• [Entries with figure data]

********

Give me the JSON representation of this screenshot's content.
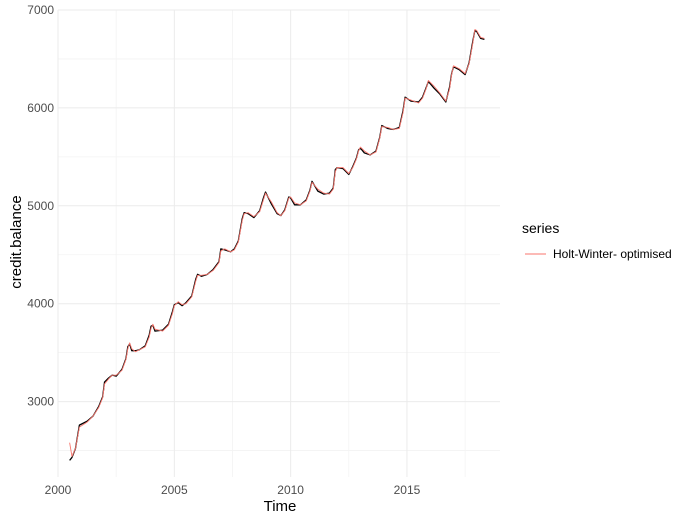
{
  "chart_data": {
    "type": "line",
    "title": "",
    "xlabel": "Time",
    "ylabel": "credit.balance",
    "xlim": [
      2000,
      2019
    ],
    "ylim": [
      2230,
      7000
    ],
    "x_ticks": [
      2000,
      2005,
      2010,
      2015
    ],
    "x_tick_labels": [
      "2000",
      "2005",
      "2010",
      "2015"
    ],
    "y_ticks": [
      3000,
      4000,
      5000,
      6000,
      7000
    ],
    "y_tick_labels": [
      "3000",
      "4000",
      "5000",
      "6000",
      "7000"
    ],
    "grid": true,
    "legend": {
      "title": "series",
      "placement": "right",
      "entries": [
        "Holt-Winter- optimised"
      ]
    },
    "colors": {
      "actual": "#000000",
      "fitted": "#f8766d",
      "grid": "#ebebeb"
    },
    "series": [
      {
        "style": "solid",
        "color": "#000000",
        "points": [
          [
            2000.5,
            2400
          ],
          [
            2000.6,
            2430
          ],
          [
            2000.75,
            2520
          ],
          [
            2000.92,
            2760
          ],
          [
            2001.25,
            2800
          ],
          [
            2001.5,
            2850
          ],
          [
            2001.75,
            2950
          ],
          [
            2001.92,
            3050
          ],
          [
            2002.0,
            3200
          ],
          [
            2002.17,
            3240
          ],
          [
            2002.33,
            3270
          ],
          [
            2002.5,
            3260
          ],
          [
            2002.75,
            3330
          ],
          [
            2002.92,
            3440
          ],
          [
            2003.0,
            3560
          ],
          [
            2003.08,
            3590
          ],
          [
            2003.17,
            3520
          ],
          [
            2003.33,
            3520
          ],
          [
            2003.5,
            3530
          ],
          [
            2003.75,
            3570
          ],
          [
            2003.92,
            3680
          ],
          [
            2004.0,
            3770
          ],
          [
            2004.08,
            3780
          ],
          [
            2004.17,
            3720
          ],
          [
            2004.5,
            3730
          ],
          [
            2004.75,
            3790
          ],
          [
            2004.92,
            3920
          ],
          [
            2005.0,
            3990
          ],
          [
            2005.17,
            4010
          ],
          [
            2005.33,
            3980
          ],
          [
            2005.5,
            4010
          ],
          [
            2005.75,
            4080
          ],
          [
            2005.92,
            4250
          ],
          [
            2006.0,
            4300
          ],
          [
            2006.17,
            4280
          ],
          [
            2006.42,
            4300
          ],
          [
            2006.67,
            4350
          ],
          [
            2006.92,
            4430
          ],
          [
            2007.0,
            4560
          ],
          [
            2007.17,
            4550
          ],
          [
            2007.42,
            4530
          ],
          [
            2007.58,
            4560
          ],
          [
            2007.75,
            4640
          ],
          [
            2007.92,
            4870
          ],
          [
            2008.0,
            4930
          ],
          [
            2008.17,
            4920
          ],
          [
            2008.42,
            4880
          ],
          [
            2008.67,
            4950
          ],
          [
            2008.83,
            5080
          ],
          [
            2008.92,
            5140
          ],
          [
            2009.17,
            5020
          ],
          [
            2009.42,
            4920
          ],
          [
            2009.58,
            4900
          ],
          [
            2009.75,
            4960
          ],
          [
            2009.92,
            5090
          ],
          [
            2010.0,
            5080
          ],
          [
            2010.17,
            5010
          ],
          [
            2010.42,
            5010
          ],
          [
            2010.67,
            5060
          ],
          [
            2010.83,
            5160
          ],
          [
            2010.92,
            5250
          ],
          [
            2011.17,
            5150
          ],
          [
            2011.42,
            5120
          ],
          [
            2011.67,
            5130
          ],
          [
            2011.83,
            5180
          ],
          [
            2011.92,
            5370
          ],
          [
            2012.0,
            5390
          ],
          [
            2012.25,
            5380
          ],
          [
            2012.5,
            5320
          ],
          [
            2012.67,
            5400
          ],
          [
            2012.83,
            5490
          ],
          [
            2012.92,
            5570
          ],
          [
            2013.0,
            5590
          ],
          [
            2013.17,
            5540
          ],
          [
            2013.42,
            5520
          ],
          [
            2013.67,
            5560
          ],
          [
            2013.83,
            5700
          ],
          [
            2013.92,
            5820
          ],
          [
            2014.17,
            5790
          ],
          [
            2014.42,
            5780
          ],
          [
            2014.67,
            5800
          ],
          [
            2014.83,
            5970
          ],
          [
            2014.92,
            6110
          ],
          [
            2015.17,
            6070
          ],
          [
            2015.5,
            6060
          ],
          [
            2015.67,
            6110
          ],
          [
            2015.83,
            6210
          ],
          [
            2015.92,
            6270
          ],
          [
            2016.17,
            6200
          ],
          [
            2016.42,
            6140
          ],
          [
            2016.67,
            6060
          ],
          [
            2016.83,
            6210
          ],
          [
            2016.92,
            6350
          ],
          [
            2017.0,
            6420
          ],
          [
            2017.25,
            6390
          ],
          [
            2017.5,
            6340
          ],
          [
            2017.67,
            6460
          ],
          [
            2017.83,
            6680
          ],
          [
            2017.92,
            6790
          ],
          [
            2018.0,
            6780
          ],
          [
            2018.17,
            6710
          ],
          [
            2018.33,
            6700
          ]
        ]
      },
      {
        "name": "Holt-Winter- optimised",
        "style": "solid",
        "color": "#f8766d",
        "points": [
          [
            2000.5,
            2580
          ],
          [
            2000.6,
            2440
          ],
          [
            2000.75,
            2520
          ],
          [
            2000.92,
            2740
          ],
          [
            2001.25,
            2790
          ],
          [
            2001.5,
            2850
          ],
          [
            2001.75,
            2940
          ],
          [
            2001.92,
            3040
          ],
          [
            2002.0,
            3180
          ],
          [
            2002.17,
            3230
          ],
          [
            2002.33,
            3270
          ],
          [
            2002.5,
            3270
          ],
          [
            2002.75,
            3320
          ],
          [
            2002.92,
            3430
          ],
          [
            2003.0,
            3540
          ],
          [
            2003.08,
            3600
          ],
          [
            2003.17,
            3540
          ],
          [
            2003.33,
            3510
          ],
          [
            2003.5,
            3530
          ],
          [
            2003.75,
            3560
          ],
          [
            2003.92,
            3660
          ],
          [
            2004.0,
            3750
          ],
          [
            2004.08,
            3790
          ],
          [
            2004.17,
            3740
          ],
          [
            2004.5,
            3720
          ],
          [
            2004.75,
            3780
          ],
          [
            2004.92,
            3900
          ],
          [
            2005.0,
            3980
          ],
          [
            2005.17,
            4020
          ],
          [
            2005.33,
            3990
          ],
          [
            2005.5,
            4000
          ],
          [
            2005.75,
            4070
          ],
          [
            2005.92,
            4230
          ],
          [
            2006.0,
            4290
          ],
          [
            2006.17,
            4290
          ],
          [
            2006.42,
            4300
          ],
          [
            2006.67,
            4340
          ],
          [
            2006.92,
            4420
          ],
          [
            2007.0,
            4540
          ],
          [
            2007.17,
            4560
          ],
          [
            2007.42,
            4530
          ],
          [
            2007.58,
            4550
          ],
          [
            2007.75,
            4630
          ],
          [
            2007.92,
            4850
          ],
          [
            2008.0,
            4920
          ],
          [
            2008.17,
            4930
          ],
          [
            2008.42,
            4890
          ],
          [
            2008.67,
            4940
          ],
          [
            2008.83,
            5060
          ],
          [
            2008.92,
            5130
          ],
          [
            2009.17,
            5040
          ],
          [
            2009.42,
            4930
          ],
          [
            2009.58,
            4900
          ],
          [
            2009.75,
            4950
          ],
          [
            2009.92,
            5080
          ],
          [
            2010.0,
            5090
          ],
          [
            2010.17,
            5030
          ],
          [
            2010.42,
            5010
          ],
          [
            2010.67,
            5050
          ],
          [
            2010.83,
            5150
          ],
          [
            2010.92,
            5240
          ],
          [
            2011.17,
            5170
          ],
          [
            2011.42,
            5130
          ],
          [
            2011.67,
            5120
          ],
          [
            2011.83,
            5170
          ],
          [
            2011.92,
            5350
          ],
          [
            2012.0,
            5390
          ],
          [
            2012.25,
            5390
          ],
          [
            2012.5,
            5330
          ],
          [
            2012.67,
            5390
          ],
          [
            2012.83,
            5480
          ],
          [
            2012.92,
            5560
          ],
          [
            2013.0,
            5600
          ],
          [
            2013.17,
            5560
          ],
          [
            2013.42,
            5520
          ],
          [
            2013.67,
            5550
          ],
          [
            2013.83,
            5690
          ],
          [
            2013.92,
            5810
          ],
          [
            2014.17,
            5800
          ],
          [
            2014.42,
            5780
          ],
          [
            2014.67,
            5790
          ],
          [
            2014.83,
            5950
          ],
          [
            2014.92,
            6100
          ],
          [
            2015.17,
            6080
          ],
          [
            2015.5,
            6050
          ],
          [
            2015.67,
            6100
          ],
          [
            2015.83,
            6200
          ],
          [
            2015.92,
            6280
          ],
          [
            2016.17,
            6220
          ],
          [
            2016.42,
            6150
          ],
          [
            2016.67,
            6070
          ],
          [
            2016.83,
            6190
          ],
          [
            2016.92,
            6340
          ],
          [
            2017.0,
            6430
          ],
          [
            2017.25,
            6400
          ],
          [
            2017.5,
            6350
          ],
          [
            2017.67,
            6450
          ],
          [
            2017.83,
            6660
          ],
          [
            2017.92,
            6800
          ],
          [
            2018.0,
            6790
          ],
          [
            2018.17,
            6720
          ],
          [
            2018.33,
            6710
          ]
        ]
      }
    ]
  }
}
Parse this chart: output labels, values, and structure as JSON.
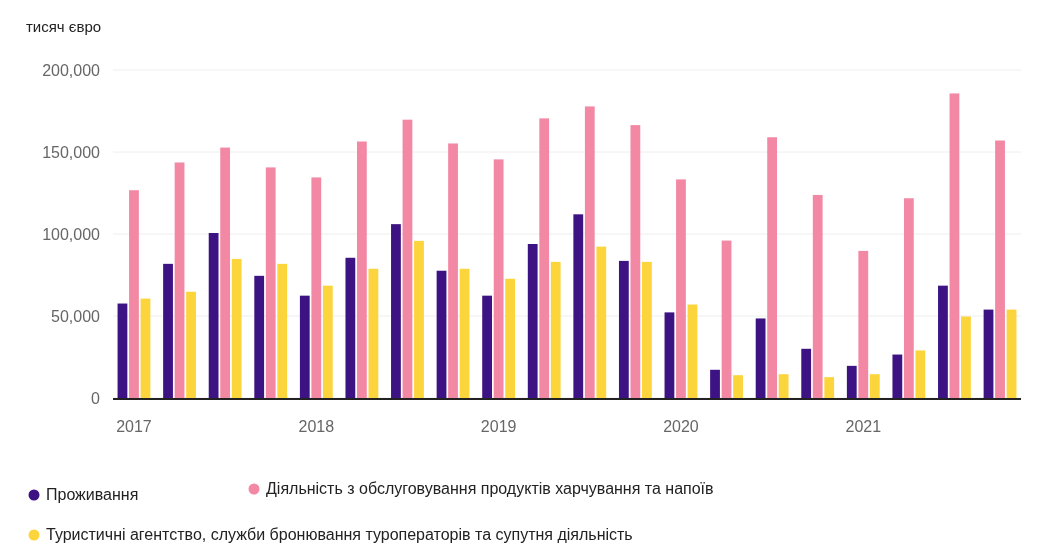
{
  "chart_data": {
    "type": "bar",
    "ylabel": "тисяч євро",
    "categories": [
      "2017",
      null,
      null,
      null,
      "2018",
      null,
      null,
      null,
      "2019",
      null,
      null,
      null,
      "2020",
      null,
      null,
      null,
      "2021",
      null,
      null,
      null
    ],
    "series": [
      {
        "name": "Проживання",
        "color": "#3d1282",
        "values": [
          57600,
          81800,
          100600,
          74500,
          62400,
          85500,
          106000,
          77600,
          62400,
          93900,
          112000,
          83600,
          52200,
          17200,
          48500,
          30000,
          19600,
          26500,
          68500,
          53900
        ]
      },
      {
        "name": "Діяльність з обслуговування продуктів харчування та напоїв",
        "color": "#f288a4",
        "values": [
          126700,
          143600,
          152700,
          140600,
          134500,
          156400,
          169700,
          155200,
          145500,
          170500,
          177800,
          166400,
          133300,
          96000,
          159000,
          123800,
          89700,
          121800,
          185700,
          157000
        ]
      },
      {
        "name": "Туристичні агентство, служби бронювання туроператорів та супутня діяльність",
        "color": "#fcd43c",
        "values": [
          60600,
          64800,
          84800,
          81800,
          68500,
          78800,
          95800,
          78800,
          72700,
          83000,
          92300,
          83000,
          57000,
          13900,
          14500,
          12700,
          14500,
          29000,
          49700,
          53900
        ]
      }
    ],
    "ylim": [
      0,
      200000
    ],
    "yticks": [
      {
        "value": 0,
        "label": "0"
      },
      {
        "value": 50000,
        "label": "50,000"
      },
      {
        "value": 100000,
        "label": "100,000"
      },
      {
        "value": 150000,
        "label": "150,000"
      },
      {
        "value": 200000,
        "label": "200,000"
      }
    ],
    "grid": "y",
    "legend": "bottom"
  }
}
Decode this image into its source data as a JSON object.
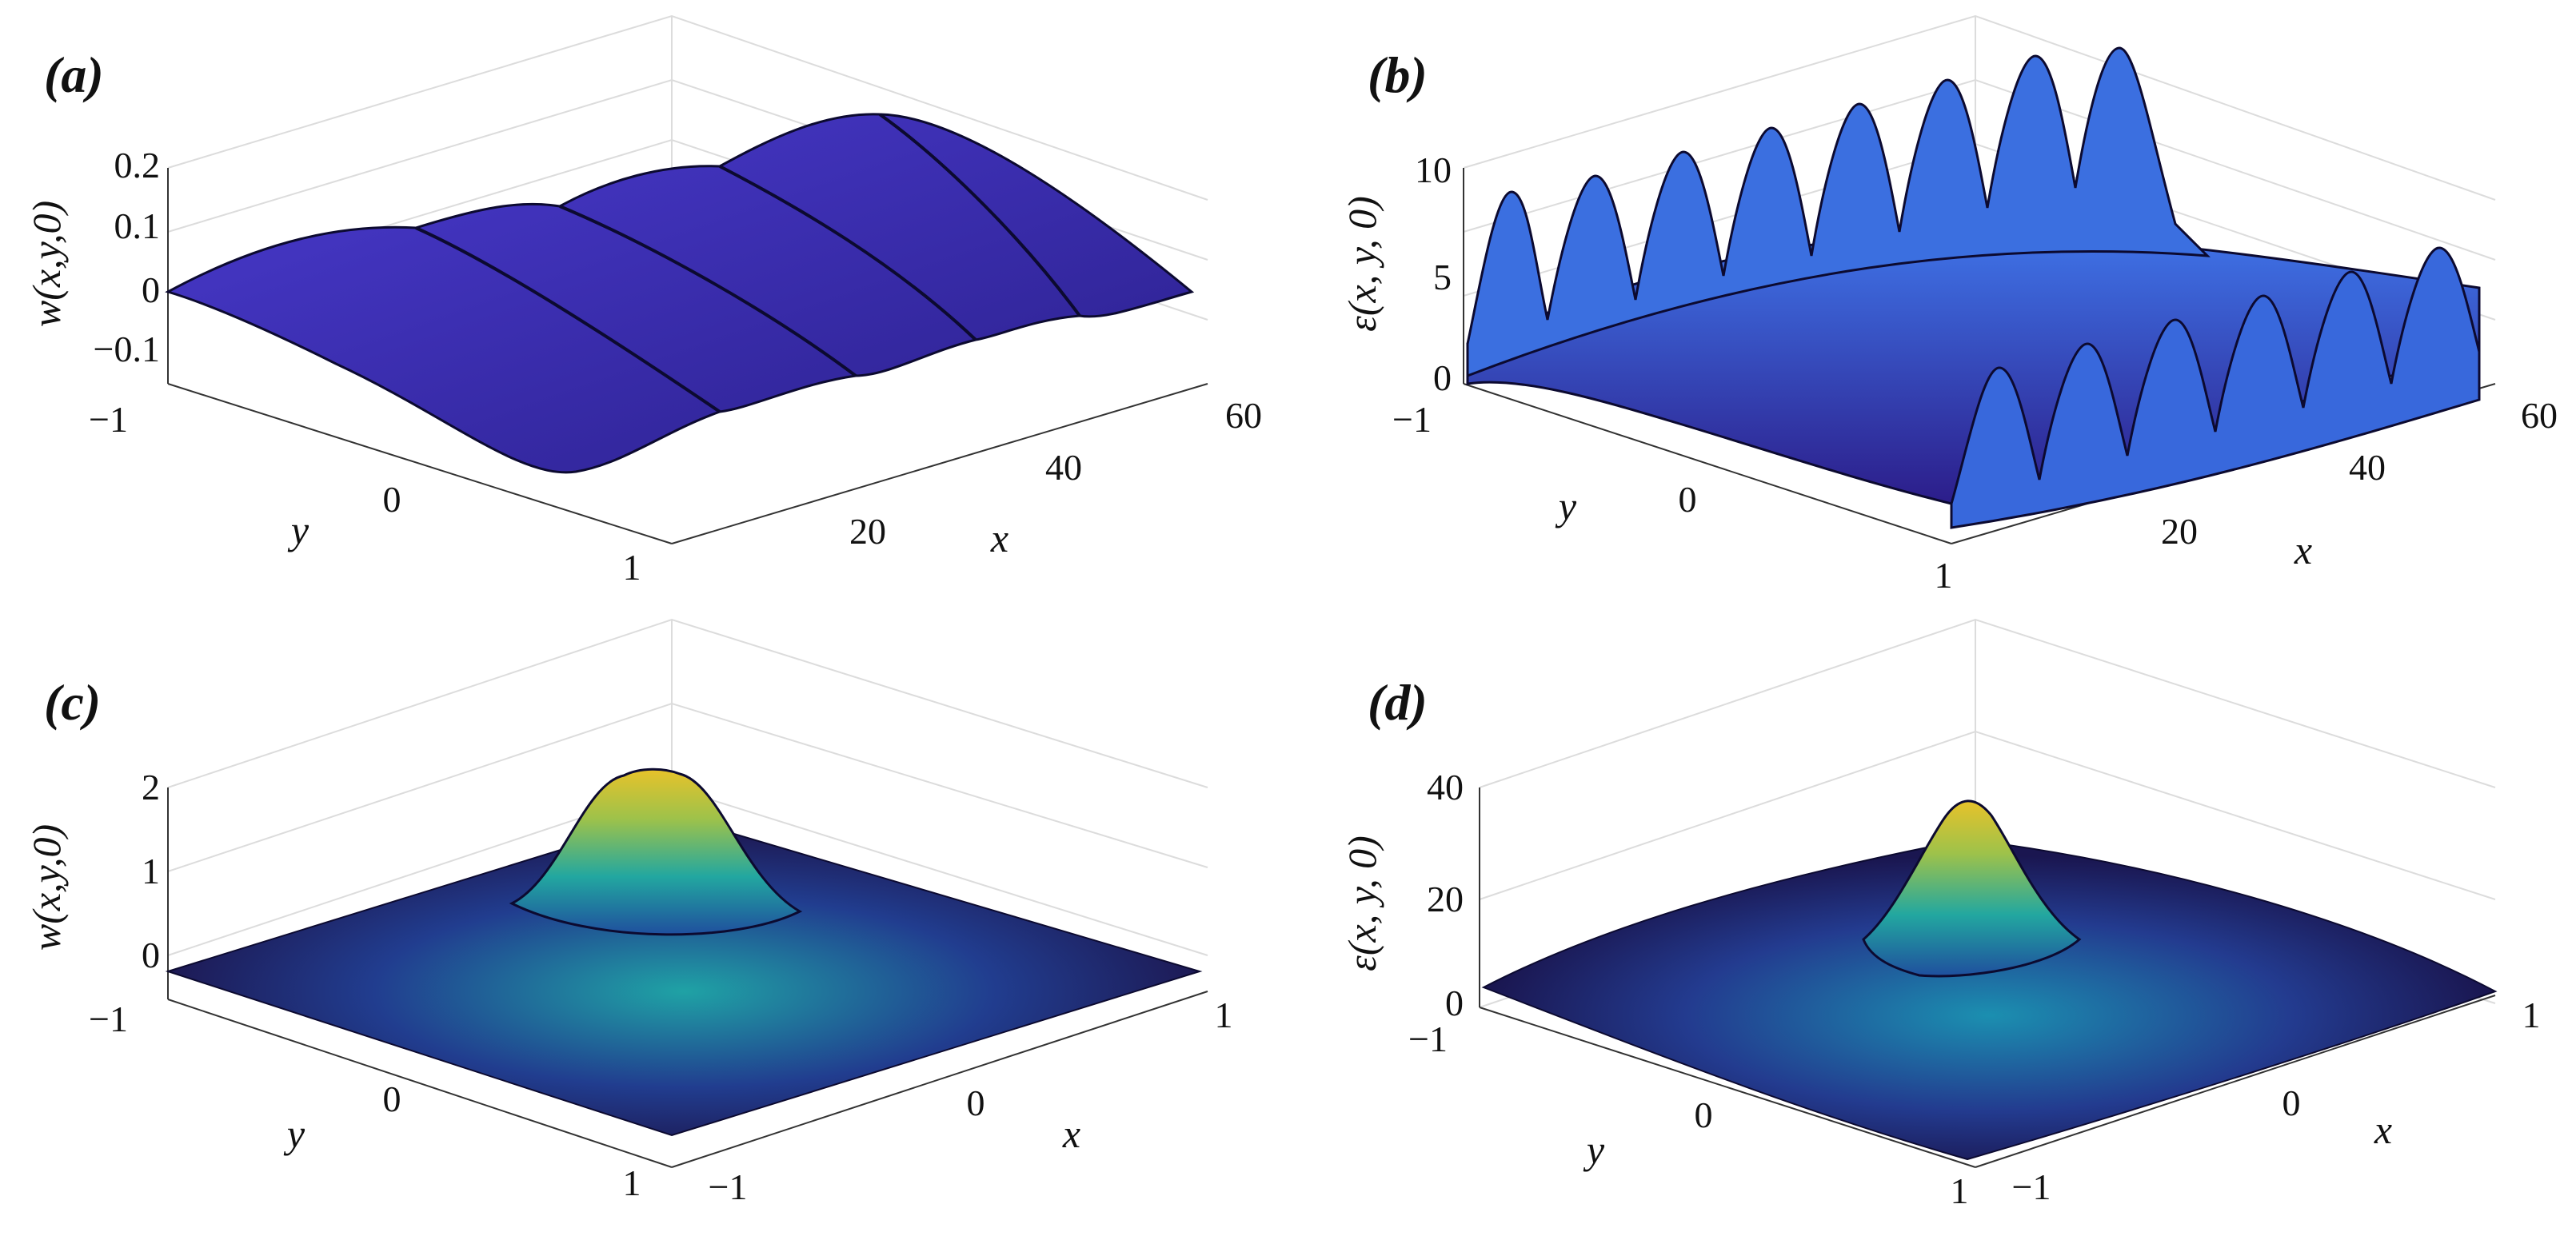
{
  "figure": {
    "panels": [
      {
        "id": "a",
        "label": "(a)"
      },
      {
        "id": "b",
        "label": "(b)"
      },
      {
        "id": "c",
        "label": "(c)"
      },
      {
        "id": "d",
        "label": "(d)"
      }
    ]
  },
  "chart_data": [
    {
      "type": "surface",
      "panel": "(a)",
      "zlabel": "w(x,y,0)",
      "xlabel": "x",
      "ylabel": "y",
      "xlim": [
        0,
        60
      ],
      "ylim": [
        -1,
        1
      ],
      "zlim": [
        -0.15,
        0.2
      ],
      "xticks": [
        "20",
        "40",
        "60"
      ],
      "yticks": [
        "−1",
        "0",
        "1"
      ],
      "zticks": [
        "0.2",
        "0.1",
        "0",
        "−0.1"
      ],
      "surface": "periodic wave along x, 4 crests, zero at y = ±1",
      "colormap": "parula",
      "grid": true
    },
    {
      "type": "surface",
      "panel": "(b)",
      "zlabel": "ε(x, y, 0)",
      "xlabel": "x",
      "ylabel": "y",
      "xlim": [
        0,
        60
      ],
      "ylim": [
        -1,
        1
      ],
      "zlim": [
        0,
        12
      ],
      "xticks": [
        "20",
        "40",
        "60"
      ],
      "yticks": [
        "−1",
        "0",
        "1"
      ],
      "zticks": [
        "10",
        "5",
        "0"
      ],
      "surface": "periodic peaks along both edges y = ±1 with peak height ~11",
      "colormap": "parula",
      "grid": true
    },
    {
      "type": "surface",
      "panel": "(c)",
      "zlabel": "w(x,y,0)",
      "xlabel": "x",
      "ylabel": "y",
      "xlim": [
        -1,
        1
      ],
      "ylim": [
        -1,
        1
      ],
      "zlim": [
        0,
        2
      ],
      "xticks": [
        "−1",
        "0",
        "1"
      ],
      "yticks": [
        "−1",
        "0",
        "1"
      ],
      "zticks": [
        "2",
        "1",
        "0"
      ],
      "surface": "single centered bump, peak ≈ 1.9 at (0,0)",
      "colormap": "parula",
      "grid": true
    },
    {
      "type": "surface",
      "panel": "(d)",
      "zlabel": "ε(x, y, 0)",
      "xlabel": "x",
      "ylabel": "y",
      "xlim": [
        -1,
        1
      ],
      "ylim": [
        -1,
        1
      ],
      "zlim": [
        0,
        40
      ],
      "xticks": [
        "−1",
        "0",
        "1"
      ],
      "yticks": [
        "−1",
        "0",
        "1"
      ],
      "zticks": [
        "40",
        "20",
        "0"
      ],
      "surface": "central peak ≈ 38 at (0,0) on a raised base",
      "colormap": "parula",
      "grid": true
    }
  ],
  "colors": {
    "surface_low": "#352a87",
    "surface_mid": "#1fa8a8",
    "surface_high": "#f9e030",
    "frame": "#dcdcdc"
  }
}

********

Collect the lines of the data that carry the word "Holt".

• [ANSWER BELOW]
        "Holt-Winter- optimised"
        "name": "Holt-Winter- optimised",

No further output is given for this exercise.